What this task involves:
Return each line of the data below exactly, omitting any pictures.

++++++

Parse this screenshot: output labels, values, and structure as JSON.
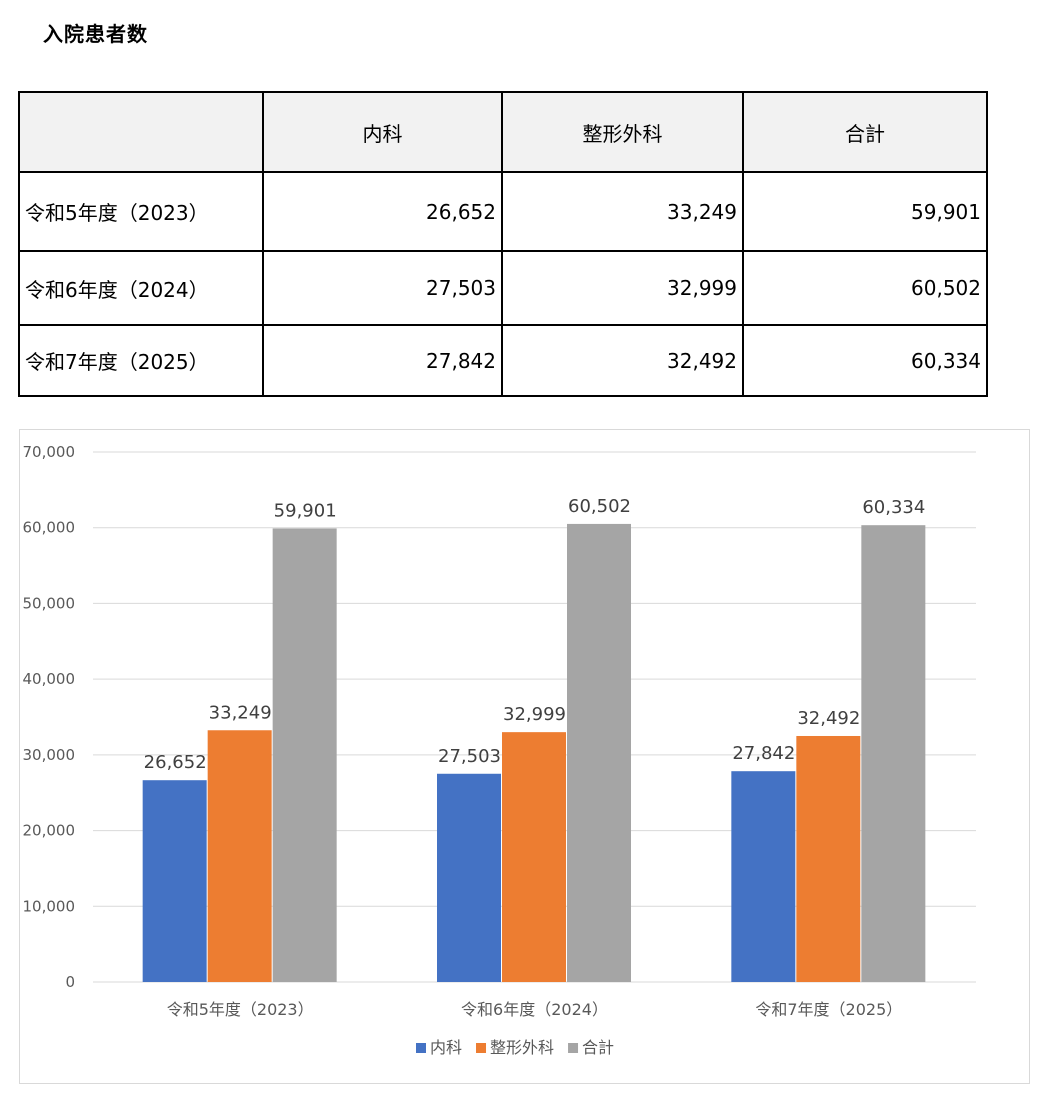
{
  "page": {
    "title": "入院患者数"
  },
  "table": {
    "headers": [
      "",
      "内科",
      "整形外科",
      "合計"
    ],
    "rows": [
      {
        "label": "令和5年度（2023）",
        "values": [
          "26,652",
          "33,249",
          "59,901"
        ]
      },
      {
        "label": "令和6年度（2024）",
        "values": [
          "27,503",
          "32,999",
          "60,502"
        ]
      },
      {
        "label": "令和7年度（2025）",
        "values": [
          "27,842",
          "32,492",
          "60,334"
        ]
      }
    ]
  },
  "chart_data": {
    "type": "bar",
    "title": "",
    "xlabel": "",
    "ylabel": "",
    "categories": [
      "令和5年度（2023）",
      "令和6年度（2024）",
      "令和7年度（2025）"
    ],
    "series": [
      {
        "name": "内科",
        "color": "#4472c4",
        "values": [
          26652,
          27503,
          27842
        ],
        "labels": [
          "26,652",
          "27,503",
          "27,842"
        ]
      },
      {
        "name": "整形外科",
        "color": "#ed7d31",
        "values": [
          33249,
          32999,
          32492
        ],
        "labels": [
          "33,249",
          "32,999",
          "32,492"
        ]
      },
      {
        "name": "合計",
        "color": "#a5a5a5",
        "values": [
          59901,
          60502,
          60334
        ],
        "labels": [
          "59,901",
          "60,502",
          "60,334"
        ]
      }
    ],
    "ylim": [
      0,
      70000
    ],
    "yticks": [
      0,
      10000,
      20000,
      30000,
      40000,
      50000,
      60000,
      70000
    ],
    "ytick_labels": [
      "0",
      "10,000",
      "20,000",
      "30,000",
      "40,000",
      "50,000",
      "60,000",
      "70,000"
    ],
    "grid": true,
    "legend": "bottom-center"
  }
}
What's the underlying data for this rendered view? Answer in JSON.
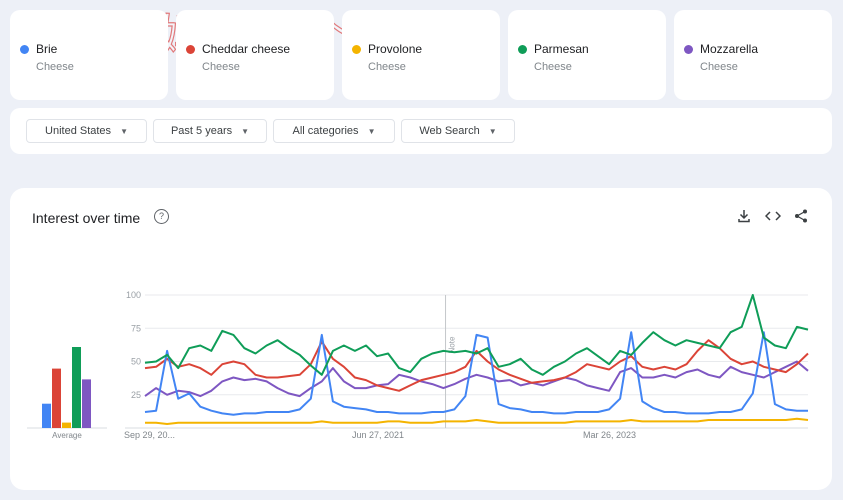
{
  "watermark": "选择他妈滴一个大电视",
  "terms": [
    {
      "name": "Brie",
      "category": "Cheese",
      "color": "#4285f4"
    },
    {
      "name": "Cheddar cheese",
      "category": "Cheese",
      "color": "#db4437"
    },
    {
      "name": "Provolone",
      "category": "Cheese",
      "color": "#f4b400"
    },
    {
      "name": "Parmesan",
      "category": "Cheese",
      "color": "#0f9d58"
    },
    {
      "name": "Mozzarella",
      "category": "Cheese",
      "color": "#7e57c2"
    }
  ],
  "filters": [
    {
      "label": "United States",
      "icon": "dropdown-arrow"
    },
    {
      "label": "Past 5 years",
      "icon": "dropdown-arrow"
    },
    {
      "label": "All categories",
      "icon": "dropdown-arrow"
    },
    {
      "label": "Web Search",
      "icon": "dropdown-arrow"
    }
  ],
  "panel": {
    "title": "Interest over time",
    "help_icon": "help-circle-icon",
    "actions": [
      "download-icon",
      "embed-code-icon",
      "share-icon"
    ]
  },
  "chart_data": {
    "type": "line",
    "yticks": [
      25,
      50,
      75,
      100
    ],
    "ylim": [
      0,
      100
    ],
    "xtick_labels": [
      "Sep 29, 20...",
      "Jun 27, 2021",
      "Mar 26, 2023"
    ],
    "x_range": [
      "2019-09-29",
      "2024-09-22"
    ],
    "annotation": {
      "label": "Note",
      "date": "2022-01-01"
    },
    "grid": true,
    "average_label": "Average",
    "averages": [
      18,
      44,
      4,
      60,
      36
    ],
    "series": [
      {
        "name": "Brie",
        "color": "#4285f4",
        "values": [
          12,
          13,
          58,
          22,
          26,
          16,
          13,
          11,
          10,
          11,
          11,
          12,
          12,
          12,
          14,
          22,
          70,
          20,
          16,
          15,
          14,
          12,
          12,
          11,
          11,
          11,
          12,
          12,
          14,
          24,
          70,
          68,
          18,
          15,
          14,
          12,
          12,
          11,
          11,
          12,
          12,
          12,
          14,
          22,
          72,
          20,
          15,
          12,
          12,
          11,
          11,
          11,
          12,
          12,
          14,
          26,
          72,
          18,
          14,
          13,
          13
        ]
      },
      {
        "name": "Cheddar cheese",
        "color": "#db4437",
        "values": [
          45,
          46,
          52,
          46,
          48,
          45,
          40,
          48,
          50,
          48,
          40,
          38,
          38,
          39,
          40,
          48,
          65,
          52,
          46,
          38,
          36,
          32,
          30,
          28,
          32,
          36,
          38,
          40,
          42,
          46,
          58,
          50,
          44,
          40,
          37,
          34,
          35,
          36,
          38,
          42,
          48,
          46,
          44,
          50,
          54,
          46,
          44,
          46,
          44,
          48,
          58,
          66,
          60,
          52,
          48,
          50,
          46,
          44,
          42,
          48,
          56
        ]
      },
      {
        "name": "Provolone",
        "color": "#f4b400",
        "values": [
          4,
          4,
          3,
          4,
          4,
          4,
          4,
          4,
          4,
          4,
          4,
          4,
          4,
          4,
          4,
          4,
          5,
          4,
          4,
          4,
          4,
          4,
          5,
          5,
          4,
          4,
          4,
          5,
          5,
          5,
          6,
          5,
          4,
          4,
          4,
          4,
          4,
          4,
          4,
          5,
          5,
          5,
          5,
          5,
          6,
          5,
          5,
          5,
          5,
          5,
          5,
          6,
          6,
          6,
          6,
          6,
          6,
          6,
          6,
          7,
          6
        ]
      },
      {
        "name": "Parmesan",
        "color": "#0f9d58",
        "values": [
          49,
          50,
          55,
          45,
          60,
          62,
          58,
          73,
          70,
          60,
          56,
          62,
          66,
          60,
          55,
          47,
          40,
          58,
          62,
          58,
          62,
          54,
          56,
          45,
          42,
          52,
          56,
          58,
          57,
          58,
          56,
          60,
          46,
          48,
          52,
          44,
          40,
          46,
          50,
          56,
          60,
          54,
          48,
          58,
          55,
          64,
          72,
          66,
          62,
          66,
          64,
          62,
          60,
          72,
          76,
          100,
          68,
          62,
          60,
          76,
          74
        ]
      },
      {
        "name": "Mozzarella",
        "color": "#7e57c2",
        "values": [
          24,
          30,
          25,
          28,
          27,
          24,
          28,
          35,
          38,
          36,
          37,
          35,
          30,
          26,
          24,
          30,
          35,
          45,
          35,
          30,
          30,
          32,
          33,
          40,
          38,
          35,
          33,
          30,
          33,
          37,
          40,
          38,
          35,
          36,
          32,
          34,
          32,
          35,
          38,
          36,
          32,
          30,
          28,
          42,
          45,
          38,
          38,
          40,
          38,
          42,
          44,
          40,
          38,
          46,
          42,
          40,
          38,
          42,
          46,
          50,
          43
        ]
      }
    ]
  }
}
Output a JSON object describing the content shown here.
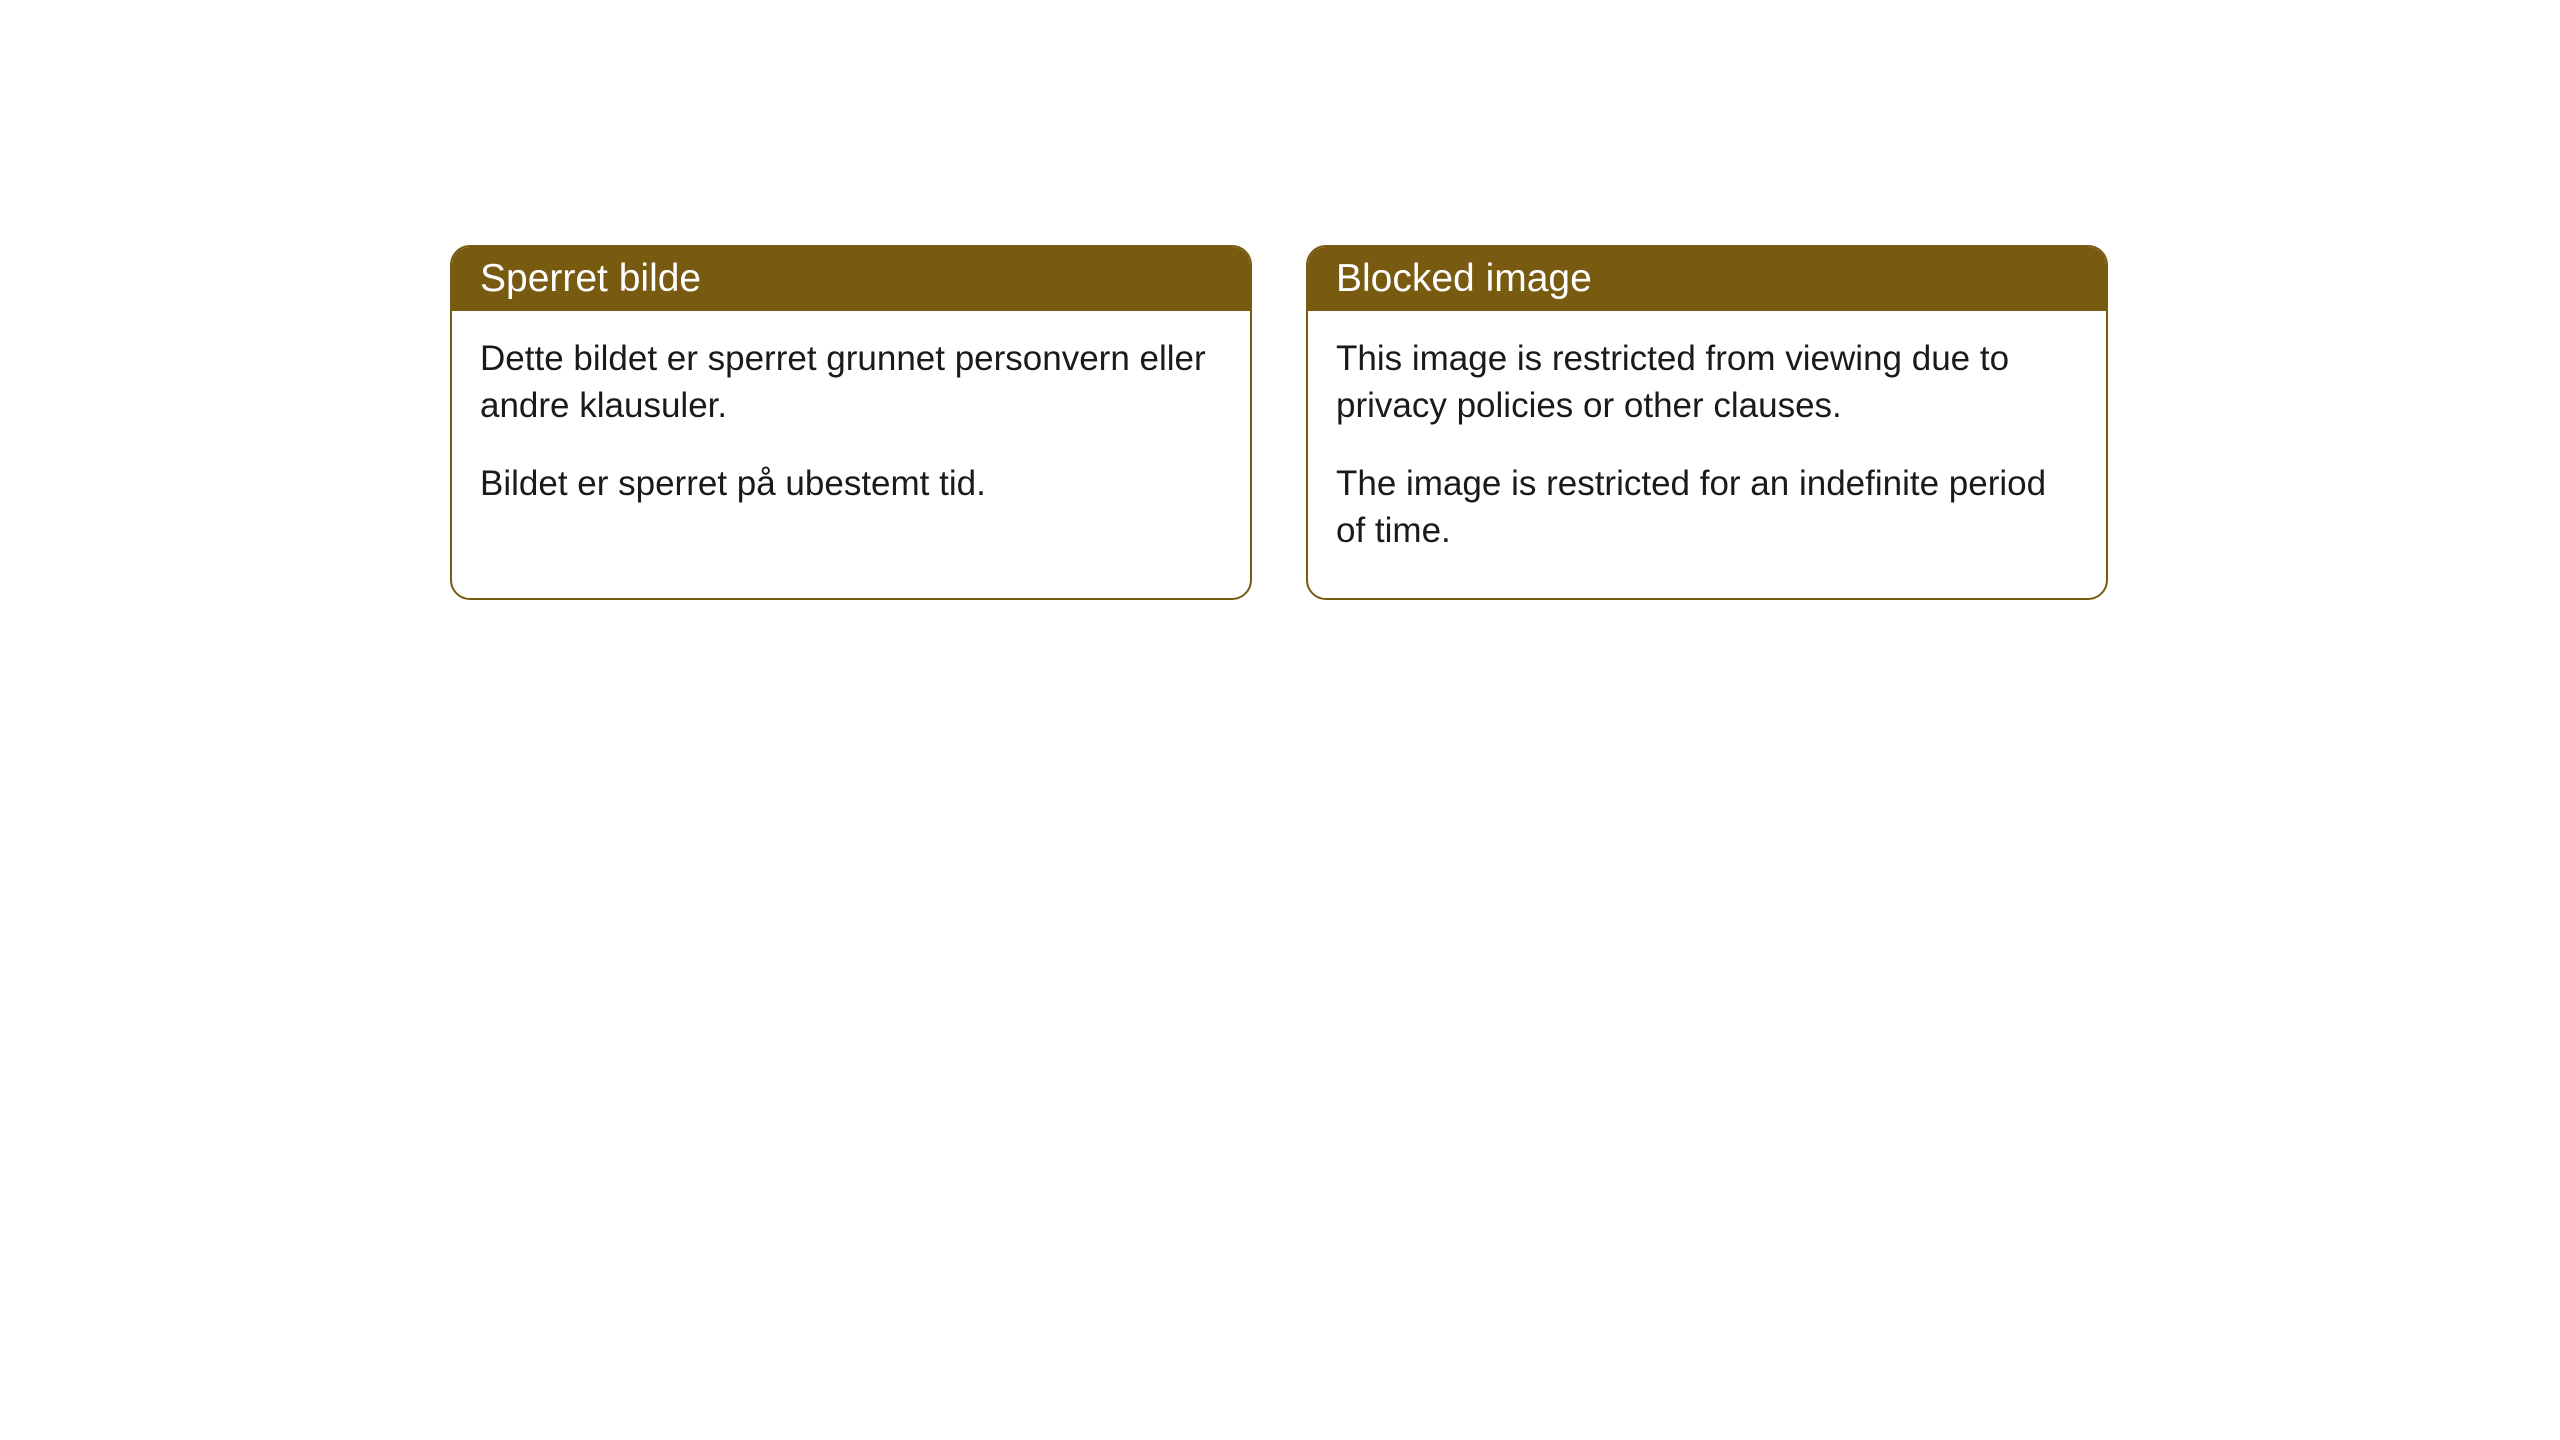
{
  "cards": [
    {
      "title": "Sperret bilde",
      "paragraph1": "Dette bildet er sperret grunnet personvern eller andre klausuler.",
      "paragraph2": "Bildet er sperret på ubestemt tid."
    },
    {
      "title": "Blocked image",
      "paragraph1": "This image is restricted from viewing due to privacy policies or other clauses.",
      "paragraph2": "The image is restricted for an indefinite period of time."
    }
  ],
  "styling": {
    "header_background_color": "#785a10",
    "header_text_color": "#ffffff",
    "border_color": "#785a10",
    "body_background_color": "#ffffff",
    "body_text_color": "#1a1a1a",
    "border_radius": "20px",
    "header_fontsize": 39,
    "body_fontsize": 35
  }
}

++++++

Task result:
Parse this screenshot: output labels, values, and structure as JSON.
{
  "page": {
    "title": "入院患者数"
  },
  "table": {
    "headers": [
      "",
      "内科",
      "整形外科",
      "合計"
    ],
    "rows": [
      {
        "label": "令和5年度（2023）",
        "values": [
          "26,652",
          "33,249",
          "59,901"
        ]
      },
      {
        "label": "令和6年度（2024）",
        "values": [
          "27,503",
          "32,999",
          "60,502"
        ]
      },
      {
        "label": "令和7年度（2025）",
        "values": [
          "27,842",
          "32,492",
          "60,334"
        ]
      }
    ]
  },
  "chart_data": {
    "type": "bar",
    "title": "",
    "xlabel": "",
    "ylabel": "",
    "categories": [
      "令和5年度（2023）",
      "令和6年度（2024）",
      "令和7年度（2025）"
    ],
    "series": [
      {
        "name": "内科",
        "color": "#4472c4",
        "values": [
          26652,
          27503,
          27842
        ],
        "labels": [
          "26,652",
          "27,503",
          "27,842"
        ]
      },
      {
        "name": "整形外科",
        "color": "#ed7d31",
        "values": [
          33249,
          32999,
          32492
        ],
        "labels": [
          "33,249",
          "32,999",
          "32,492"
        ]
      },
      {
        "name": "合計",
        "color": "#a5a5a5",
        "values": [
          59901,
          60502,
          60334
        ],
        "labels": [
          "59,901",
          "60,502",
          "60,334"
        ]
      }
    ],
    "ylim": [
      0,
      70000
    ],
    "yticks": [
      0,
      10000,
      20000,
      30000,
      40000,
      50000,
      60000,
      70000
    ],
    "ytick_labels": [
      "0",
      "10,000",
      "20,000",
      "30,000",
      "40,000",
      "50,000",
      "60,000",
      "70,000"
    ],
    "grid": true,
    "legend": "bottom-center"
  }
}
What's the underlying data for this rendered view? Answer in JSON.
{
  "watermark": "选择他妈滴一个大电视",
  "terms": [
    {
      "name": "Brie",
      "category": "Cheese",
      "color": "#4285f4"
    },
    {
      "name": "Cheddar cheese",
      "category": "Cheese",
      "color": "#db4437"
    },
    {
      "name": "Provolone",
      "category": "Cheese",
      "color": "#f4b400"
    },
    {
      "name": "Parmesan",
      "category": "Cheese",
      "color": "#0f9d58"
    },
    {
      "name": "Mozzarella",
      "category": "Cheese",
      "color": "#7e57c2"
    }
  ],
  "filters": [
    {
      "label": "United States",
      "icon": "dropdown-arrow"
    },
    {
      "label": "Past 5 years",
      "icon": "dropdown-arrow"
    },
    {
      "label": "All categories",
      "icon": "dropdown-arrow"
    },
    {
      "label": "Web Search",
      "icon": "dropdown-arrow"
    }
  ],
  "panel": {
    "title": "Interest over time",
    "help_icon": "help-circle-icon",
    "actions": [
      "download-icon",
      "embed-code-icon",
      "share-icon"
    ]
  },
  "chart_data": {
    "type": "line",
    "yticks": [
      25,
      50,
      75,
      100
    ],
    "ylim": [
      0,
      100
    ],
    "xtick_labels": [
      "Sep 29, 20...",
      "Jun 27, 2021",
      "Mar 26, 2023"
    ],
    "x_range": [
      "2019-09-29",
      "2024-09-22"
    ],
    "annotation": {
      "label": "Note",
      "date": "2022-01-01"
    },
    "grid": true,
    "average_label": "Average",
    "averages": [
      18,
      44,
      4,
      60,
      36
    ],
    "series": [
      {
        "name": "Brie",
        "color": "#4285f4",
        "values": [
          12,
          13,
          58,
          22,
          26,
          16,
          13,
          11,
          10,
          11,
          11,
          12,
          12,
          12,
          14,
          22,
          70,
          20,
          16,
          15,
          14,
          12,
          12,
          11,
          11,
          11,
          12,
          12,
          14,
          24,
          70,
          68,
          18,
          15,
          14,
          12,
          12,
          11,
          11,
          12,
          12,
          12,
          14,
          22,
          72,
          20,
          15,
          12,
          12,
          11,
          11,
          11,
          12,
          12,
          14,
          26,
          72,
          18,
          14,
          13,
          13
        ]
      },
      {
        "name": "Cheddar cheese",
        "color": "#db4437",
        "values": [
          45,
          46,
          52,
          46,
          48,
          45,
          40,
          48,
          50,
          48,
          40,
          38,
          38,
          39,
          40,
          48,
          65,
          52,
          46,
          38,
          36,
          32,
          30,
          28,
          32,
          36,
          38,
          40,
          42,
          46,
          58,
          50,
          44,
          40,
          37,
          34,
          35,
          36,
          38,
          42,
          48,
          46,
          44,
          50,
          54,
          46,
          44,
          46,
          44,
          48,
          58,
          66,
          60,
          52,
          48,
          50,
          46,
          44,
          42,
          48,
          56
        ]
      },
      {
        "name": "Provolone",
        "color": "#f4b400",
        "values": [
          4,
          4,
          3,
          4,
          4,
          4,
          4,
          4,
          4,
          4,
          4,
          4,
          4,
          4,
          4,
          4,
          5,
          4,
          4,
          4,
          4,
          4,
          5,
          5,
          4,
          4,
          4,
          5,
          5,
          5,
          6,
          5,
          4,
          4,
          4,
          4,
          4,
          4,
          4,
          5,
          5,
          5,
          5,
          5,
          6,
          5,
          5,
          5,
          5,
          5,
          5,
          6,
          6,
          6,
          6,
          6,
          6,
          6,
          6,
          7,
          6
        ]
      },
      {
        "name": "Parmesan",
        "color": "#0f9d58",
        "values": [
          49,
          50,
          55,
          45,
          60,
          62,
          58,
          73,
          70,
          60,
          56,
          62,
          66,
          60,
          55,
          47,
          40,
          58,
          62,
          58,
          62,
          54,
          56,
          45,
          42,
          52,
          56,
          58,
          57,
          58,
          56,
          60,
          46,
          48,
          52,
          44,
          40,
          46,
          50,
          56,
          60,
          54,
          48,
          58,
          55,
          64,
          72,
          66,
          62,
          66,
          64,
          62,
          60,
          72,
          76,
          100,
          68,
          62,
          60,
          76,
          74
        ]
      },
      {
        "name": "Mozzarella",
        "color": "#7e57c2",
        "values": [
          24,
          30,
          25,
          28,
          27,
          24,
          28,
          35,
          38,
          36,
          37,
          35,
          30,
          26,
          24,
          30,
          35,
          45,
          35,
          30,
          30,
          32,
          33,
          40,
          38,
          35,
          33,
          30,
          33,
          37,
          40,
          38,
          35,
          36,
          32,
          34,
          32,
          35,
          38,
          36,
          32,
          30,
          28,
          42,
          45,
          38,
          38,
          40,
          38,
          42,
          44,
          40,
          38,
          46,
          42,
          40,
          38,
          42,
          46,
          50,
          43
        ]
      }
    ]
  }
}
Output a JSON object describing the content shown here.
{
  "cards": [
    {
      "title": "Sperret bilde",
      "paragraph1": "Dette bildet er sperret grunnet personvern eller andre klausuler.",
      "paragraph2": "Bildet er sperret på ubestemt tid."
    },
    {
      "title": "Blocked image",
      "paragraph1": "This image is restricted from viewing due to privacy policies or other clauses.",
      "paragraph2": "The image is restricted for an indefinite period of time."
    }
  ],
  "styling": {
    "header_background_color": "#785a10",
    "header_text_color": "#ffffff",
    "border_color": "#785a10",
    "body_background_color": "#ffffff",
    "body_text_color": "#1a1a1a",
    "border_radius": "20px",
    "header_fontsize": 39,
    "body_fontsize": 35
  }
}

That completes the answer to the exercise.